STATED EXERCISE: Copy the records below exactly, leaving out any pictures.
# SUPPLIED MATERIAL start
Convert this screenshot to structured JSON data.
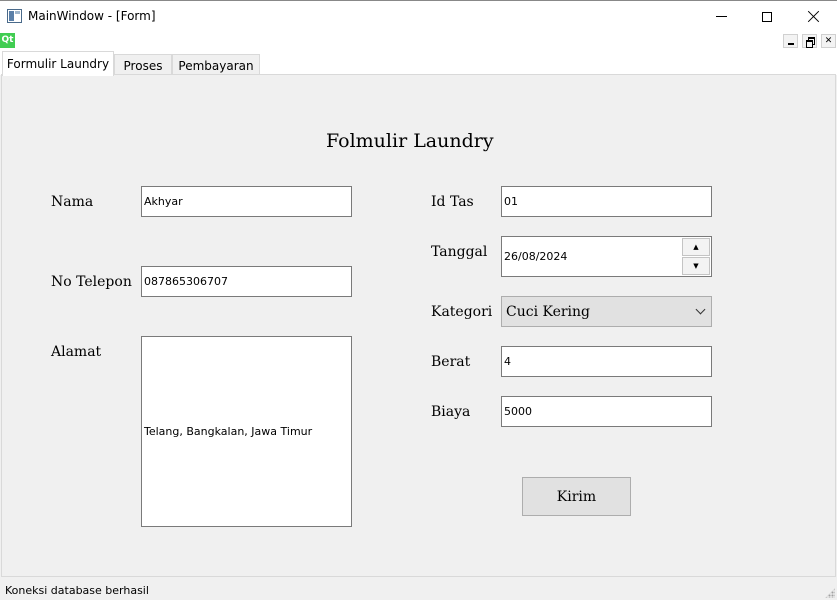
{
  "window": {
    "title": "MainWindow - [Form]",
    "qt_logo_text": "Qt"
  },
  "tabs": [
    {
      "label": "Formulir Laundry",
      "active": true
    },
    {
      "label": "Proses",
      "active": false
    },
    {
      "label": "Pembayaran",
      "active": false
    }
  ],
  "form": {
    "title": "Folmulir Laundry",
    "nama": {
      "label": "Nama",
      "value": "Akhyar"
    },
    "no_telepon": {
      "label": "No Telepon",
      "value": "087865306707"
    },
    "alamat": {
      "label": "Alamat",
      "value": "Telang, Bangkalan, Jawa Timur"
    },
    "id_tas": {
      "label": "Id Tas",
      "value": "01"
    },
    "tanggal": {
      "label": "Tanggal",
      "value": "26/08/2024"
    },
    "kategori": {
      "label": "Kategori",
      "value": "Cuci Kering"
    },
    "berat": {
      "label": "Berat",
      "value": "4"
    },
    "biaya": {
      "label": "Biaya",
      "value": "5000"
    },
    "submit_label": "Kirim"
  },
  "status": {
    "message": "Koneksi database berhasil"
  }
}
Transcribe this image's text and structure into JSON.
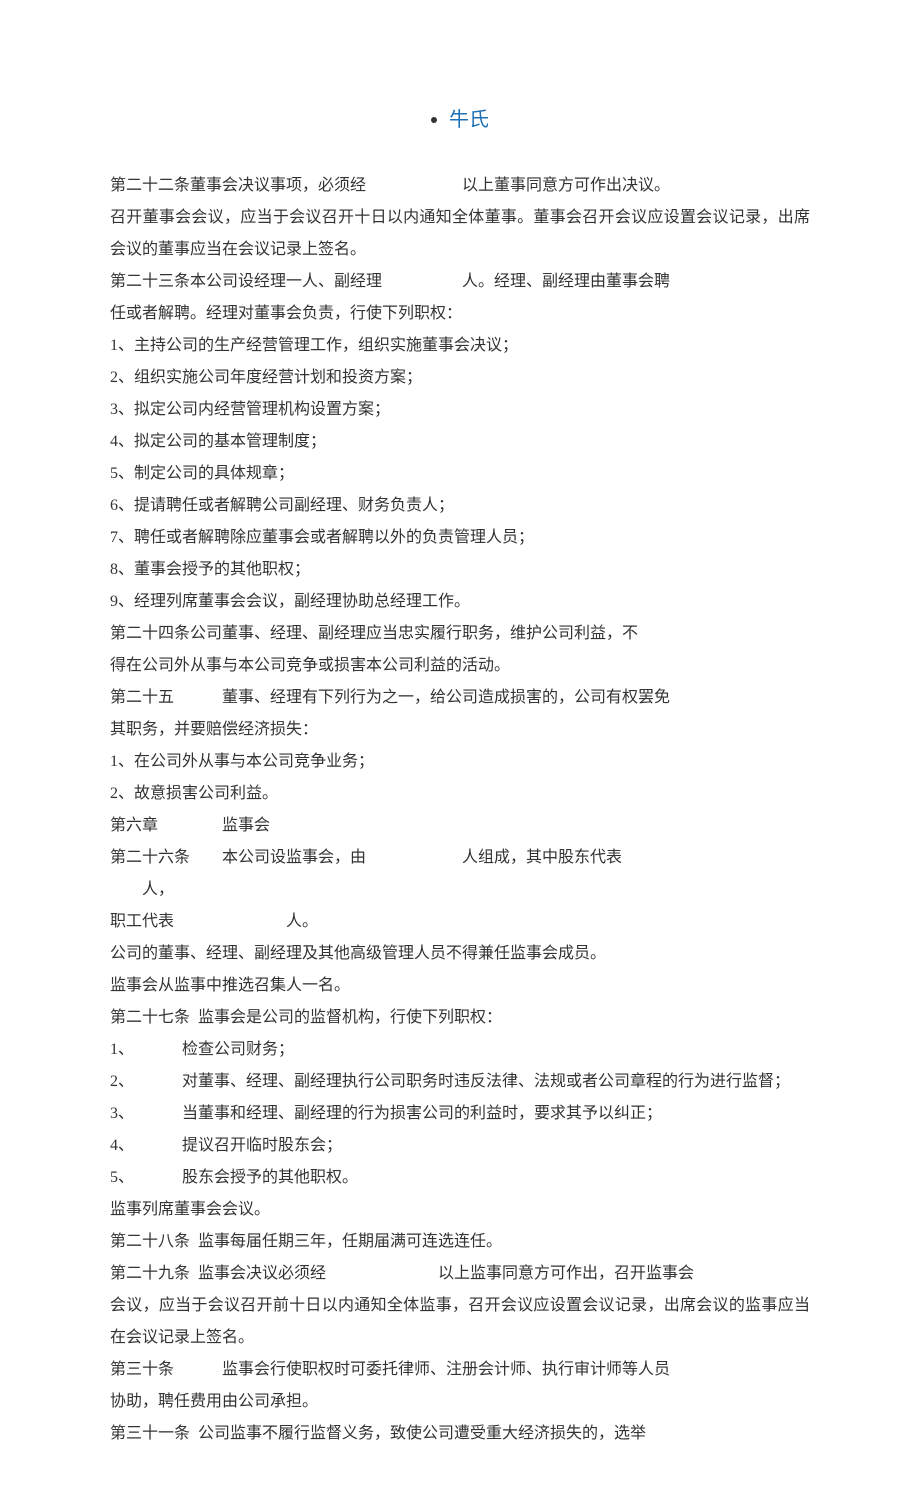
{
  "header": {
    "brand": "牛氏"
  },
  "body": {
    "p1": "第二十二条董事会决议事项，必须经　　　　　　以上董事同意方可作出决议。",
    "p2": "召开董事会会议，应当于会议召开十日以内通知全体董事。董事会召开会议应设置会议记录，出席会议的董事应当在会议记录上签名。",
    "p3": "第二十三条本公司设经理一人、副经理　　　　　人。经理、副经理由董事会聘",
    "p4": "任或者解聘。经理对董事会负责，行使下列职权：",
    "l1": "1、主持公司的生产经营管理工作，组织实施董事会决议；",
    "l2": "2、组织实施公司年度经营计划和投资方案；",
    "l3": "3、拟定公司内经营管理机构设置方案；",
    "l4": "4、拟定公司的基本管理制度；",
    "l5": "5、制定公司的具体规章；",
    "l6": "6、提请聘任或者解聘公司副经理、财务负责人；",
    "l7": "7、聘任或者解聘除应董事会或者解聘以外的负责管理人员；",
    "l8": "8、董事会授予的其他职权；",
    "l9": "9、经理列席董事会会议，副经理协助总经理工作。",
    "p5": "第二十四条公司董事、经理、副经理应当忠实履行职务，维护公司利益，不",
    "p6": "得在公司外从事与本公司竞争或损害本公司利益的活动。",
    "p7": "第二十五　　　董事、经理有下列行为之一，给公司造成损害的，公司有权罢免",
    "p8": "其职务，并要赔偿经济损失：",
    "l10": "1、在公司外从事与本公司竞争业务；",
    "l11": "2、故意损害公司利益。",
    "ch6": "第六章　　　　监事会",
    "a26a": "第二十六条",
    "a26b": "本公司设监事会，由　　　　　　人组成，其中股东代表",
    "a26c": "　　人，",
    "p9": "职工代表　　　　　　　人。",
    "p10": "公司的董事、经理、副经理及其他高级管理人员不得兼任监事会成员。",
    "p11": "监事会从监事中推选召集人一名。",
    "a27a": "第二十七条",
    "a27b": "监事会是公司的监督机构，行使下列职权：",
    "n1a": "1、",
    "n1b": "检查公司财务；",
    "n2a": "2、",
    "n2b": "对董事、经理、副经理执行公司职务时违反法律、法规或者公司章程的行为进行监督；",
    "n3a": "3、",
    "n3b": "当董事和经理、副经理的行为损害公司的利益时，要求其予以纠正；",
    "n4a": "4、",
    "n4b": "提议召开临时股东会；",
    "n5a": "5、",
    "n5b": "股东会授予的其他职权。",
    "p12": "监事列席董事会会议。",
    "a28a": "第二十八条",
    "a28b": "监事每届任期三年，任期届满可连选连任。",
    "a29a": "第二十九条",
    "a29b": "监事会决议必须经　　　　　　　以上监事同意方可作出，召开监事会",
    "p13": "会议，应当于会议召开前十日以内通知全体监事，召开会议应设置会议记录，出席会议的监事应当在会议记录上签名。",
    "a30a": "第三十条",
    "a30b": "监事会行使职权时可委托律师、注册会计师、执行审计师等人员",
    "p14": "协助，聘任费用由公司承担。",
    "a31a": "第三十一条",
    "a31b": "公司监事不履行监督义务，致使公司遭受重大经济损失的，选举"
  }
}
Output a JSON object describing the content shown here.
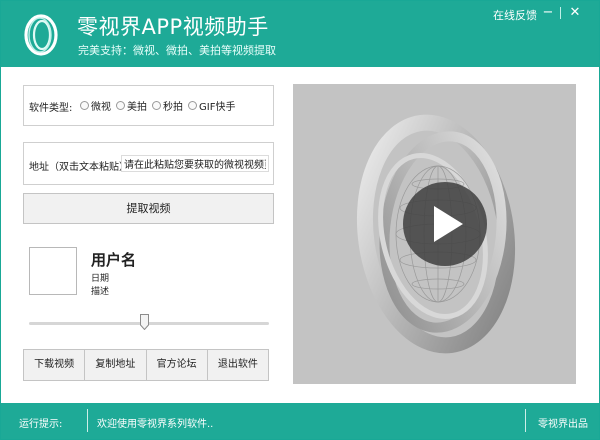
{
  "window": {
    "title": "零视界APP视频助手",
    "subtitle": "完美支持：微视、微拍、美拍等视频提取",
    "feedback": "在线反馈",
    "minimize_glyph": "−",
    "close_glyph": "✕",
    "accent_color": "#1eaa97"
  },
  "software_type": {
    "label": "软件类型:",
    "options": [
      "微视",
      "美拍",
      "秒拍",
      "GIF快手"
    ]
  },
  "address": {
    "label": "地址（双击文本粘贴）",
    "value": "请在此粘贴您要获取的微视视频页"
  },
  "extract_button": "提取视频",
  "user": {
    "name": "用户名",
    "date": "日期",
    "description": "描述"
  },
  "slider": {
    "value_fraction": 0.48
  },
  "actions": [
    "下载视频",
    "复制地址",
    "官方论坛",
    "退出软件"
  ],
  "video": {
    "play_icon": "play-icon",
    "background": "#c3c3c3"
  },
  "status": {
    "label": "运行提示:",
    "message": "欢迎使用零视界系列软件..",
    "brand": "零视界出品"
  }
}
# SUPPLIED MATERIAL end
TASK RESULT:
Convert this screenshot to structured JSON data.
{
  "window": {
    "title": "MainWindow - [Form]",
    "qt_logo_text": "Qt"
  },
  "tabs": [
    {
      "label": "Formulir Laundry",
      "active": true
    },
    {
      "label": "Proses",
      "active": false
    },
    {
      "label": "Pembayaran",
      "active": false
    }
  ],
  "form": {
    "title": "Folmulir Laundry",
    "nama": {
      "label": "Nama",
      "value": "Akhyar"
    },
    "no_telepon": {
      "label": "No Telepon",
      "value": "087865306707"
    },
    "alamat": {
      "label": "Alamat",
      "value": "Telang, Bangkalan, Jawa Timur"
    },
    "id_tas": {
      "label": "Id Tas",
      "value": "01"
    },
    "tanggal": {
      "label": "Tanggal",
      "value": "26/08/2024"
    },
    "kategori": {
      "label": "Kategori",
      "value": "Cuci Kering"
    },
    "berat": {
      "label": "Berat",
      "value": "4"
    },
    "biaya": {
      "label": "Biaya",
      "value": "5000"
    },
    "submit_label": "Kirim"
  },
  "status": {
    "message": "Koneksi database berhasil"
  }
}
Transcribe this image's text and structure into JSON.
{
  "header": {
    "brand": "牛氏"
  },
  "body": {
    "p1": "第二十二条董事会决议事项，必须经　　　　　　以上董事同意方可作出决议。",
    "p2": "召开董事会会议，应当于会议召开十日以内通知全体董事。董事会召开会议应设置会议记录，出席会议的董事应当在会议记录上签名。",
    "p3": "第二十三条本公司设经理一人、副经理　　　　　人。经理、副经理由董事会聘",
    "p4": "任或者解聘。经理对董事会负责，行使下列职权：",
    "l1": "1、主持公司的生产经营管理工作，组织实施董事会决议；",
    "l2": "2、组织实施公司年度经营计划和投资方案；",
    "l3": "3、拟定公司内经营管理机构设置方案；",
    "l4": "4、拟定公司的基本管理制度；",
    "l5": "5、制定公司的具体规章；",
    "l6": "6、提请聘任或者解聘公司副经理、财务负责人；",
    "l7": "7、聘任或者解聘除应董事会或者解聘以外的负责管理人员；",
    "l8": "8、董事会授予的其他职权；",
    "l9": "9、经理列席董事会会议，副经理协助总经理工作。",
    "p5": "第二十四条公司董事、经理、副经理应当忠实履行职务，维护公司利益，不",
    "p6": "得在公司外从事与本公司竞争或损害本公司利益的活动。",
    "p7": "第二十五　　　董事、经理有下列行为之一，给公司造成损害的，公司有权罢免",
    "p8": "其职务，并要赔偿经济损失：",
    "l10": "1、在公司外从事与本公司竞争业务；",
    "l11": "2、故意损害公司利益。",
    "ch6": "第六章　　　　监事会",
    "a26a": "第二十六条",
    "a26b": "本公司设监事会，由　　　　　　人组成，其中股东代表",
    "a26c": "　　人，",
    "p9": "职工代表　　　　　　　人。",
    "p10": "公司的董事、经理、副经理及其他高级管理人员不得兼任监事会成员。",
    "p11": "监事会从监事中推选召集人一名。",
    "a27a": "第二十七条",
    "a27b": "监事会是公司的监督机构，行使下列职权：",
    "n1a": "1、",
    "n1b": "检查公司财务；",
    "n2a": "2、",
    "n2b": "对董事、经理、副经理执行公司职务时违反法律、法规或者公司章程的行为进行监督；",
    "n3a": "3、",
    "n3b": "当董事和经理、副经理的行为损害公司的利益时，要求其予以纠正；",
    "n4a": "4、",
    "n4b": "提议召开临时股东会；",
    "n5a": "5、",
    "n5b": "股东会授予的其他职权。",
    "p12": "监事列席董事会会议。",
    "a28a": "第二十八条",
    "a28b": "监事每届任期三年，任期届满可连选连任。",
    "a29a": "第二十九条",
    "a29b": "监事会决议必须经　　　　　　　以上监事同意方可作出，召开监事会",
    "p13": "会议，应当于会议召开前十日以内通知全体监事，召开会议应设置会议记录，出席会议的监事应当在会议记录上签名。",
    "a30a": "第三十条",
    "a30b": "监事会行使职权时可委托律师、注册会计师、执行审计师等人员",
    "p14": "协助，聘任费用由公司承担。",
    "a31a": "第三十一条",
    "a31b": "公司监事不履行监督义务，致使公司遭受重大经济损失的，选举"
  }
}
Output a JSON object describing the content shown here.
{
  "window": {
    "title": "零视界APP视频助手",
    "subtitle": "完美支持：微视、微拍、美拍等视频提取",
    "feedback": "在线反馈",
    "minimize_glyph": "−",
    "close_glyph": "✕",
    "accent_color": "#1eaa97"
  },
  "software_type": {
    "label": "软件类型:",
    "options": [
      "微视",
      "美拍",
      "秒拍",
      "GIF快手"
    ]
  },
  "address": {
    "label": "地址（双击文本粘贴）",
    "value": "请在此粘贴您要获取的微视视频页"
  },
  "extract_button": "提取视频",
  "user": {
    "name": "用户名",
    "date": "日期",
    "description": "描述"
  },
  "slider": {
    "value_fraction": 0.48
  },
  "actions": [
    "下载视频",
    "复制地址",
    "官方论坛",
    "退出软件"
  ],
  "video": {
    "play_icon": "play-icon",
    "background": "#c3c3c3"
  },
  "status": {
    "label": "运行提示:",
    "message": "欢迎使用零视界系列软件..",
    "brand": "零视界出品"
  }
}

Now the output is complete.